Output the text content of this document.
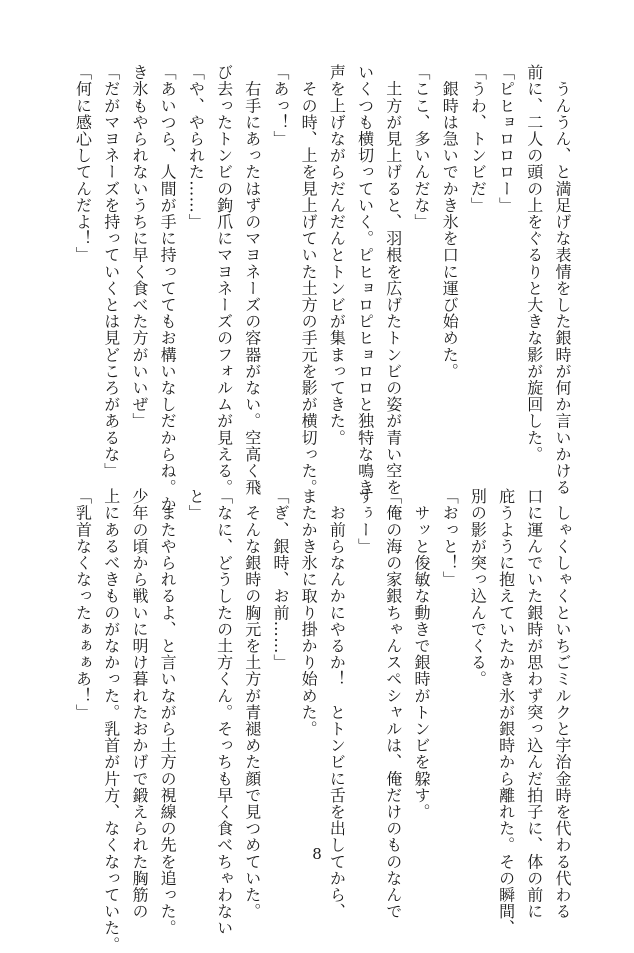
　うんうん、と満足げな表情をした銀時が何か言いかける
前に、二人の頭の上をぐるりと大きな影が旋回した。
「ピヒョロロロー」
「うわ、トンビだ」
　銀時は急いでかき氷を口に運び始めた。
「ここ、多いんだな」
　土方が見上げると、羽根を広げたトンビの姿が青い空を
いくつも横切っていく。ピヒョロピヒョロロと独特な鳴き
声を上げながらだんだんとトンビが集まってきた。
　その時、上を見上げていた土方の手元を影が横切った。
「あっ！」
　右手にあったはずのマヨネーズの容器がない。空高く飛
び去ったトンビの鉤爪にマヨネーズのフォルムが見える。
「や、やられた……」
「あいつら、人間が手に持っててもお構いなしだからね。か
き氷もやられないうちに早く食べた方がいいぜ」
「だがマヨネーズを持っていくとは見どころがあるな」
「何に感心してんだよ！」
　しゃくしゃくといちごミルクと宇治金時を代わる代わる
口に運んでいた銀時が思わず突っ込んだ拍子に、体の前に
庇うように抱えていたかき氷が銀時から離れた。その瞬間、
別の影が突っ込んでくる。
「おっと！」
　サッと俊敏な動きで銀時がトンビを躱す。
「俺の海の家銀ちゃんスペシャルは、俺だけのものなんで
すぅー」
　お前らなんかにやるか！　とトンビに舌を出してから、
またかき氷に取り掛かり始めた。
「ぎ、銀時、お前……」
　そんな銀時の胸元を土方が青褪めた顔で見つめていた。
「なに、どうしたの土方くん。そっちも早く食べちゃわない
と」
　またやられるよ、と言いながら土方の視線の先を追った。
少年の頃から戦いに明け暮れたおかげで鍛えられた胸筋の
上にあるべきものがなかった。乳首が片方、なくなっていた。
「乳首なくなったぁぁぁあ！」
8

Objective | Transcribe every line from the records above without alteration, and leave out the images.

Response to this exercise |
Output the text content of this document.
　うんうん、と満足げな表情をした銀時が何か言いかける
前に、二人の頭の上をぐるりと大きな影が旋回した。
「ピヒョロロロー」
「うわ、トンビだ」
　銀時は急いでかき氷を口に運び始めた。
「ここ、多いんだな」
　土方が見上げると、羽根を広げたトンビの姿が青い空を
いくつも横切っていく。ピヒョロピヒョロロと独特な鳴き
声を上げながらだんだんとトンビが集まってきた。
　その時、上を見上げていた土方の手元を影が横切った。
「あっ！」
　右手にあったはずのマヨネーズの容器がない。空高く飛
び去ったトンビの鉤爪にマヨネーズのフォルムが見える。
「や、やられた……」
「あいつら、人間が手に持っててもお構いなしだからね。か
き氷もやられないうちに早く食べた方がいいぜ」
「だがマヨネーズを持っていくとは見どころがあるな」
「何に感心してんだよ！」
　しゃくしゃくといちごミルクと宇治金時を代わる代わる
口に運んでいた銀時が思わず突っ込んだ拍子に、体の前に
庇うように抱えていたかき氷が銀時から離れた。その瞬間、
別の影が突っ込んでくる。
「おっと！」
　サッと俊敏な動きで銀時がトンビを躱す。
「俺の海の家銀ちゃんスペシャルは、俺だけのものなんで
すぅー」
　お前らなんかにやるか！　とトンビに舌を出してから、
またかき氷に取り掛かり始めた。
「ぎ、銀時、お前……」
　そんな銀時の胸元を土方が青褪めた顔で見つめていた。
「なに、どうしたの土方くん。そっちも早く食べちゃわない
と」
　またやられるよ、と言いながら土方の視線の先を追った。
少年の頃から戦いに明け暮れたおかげで鍛えられた胸筋の
上にあるべきものがなかった。乳首が片方、なくなっていた。
「乳首なくなったぁぁぁあ！」
8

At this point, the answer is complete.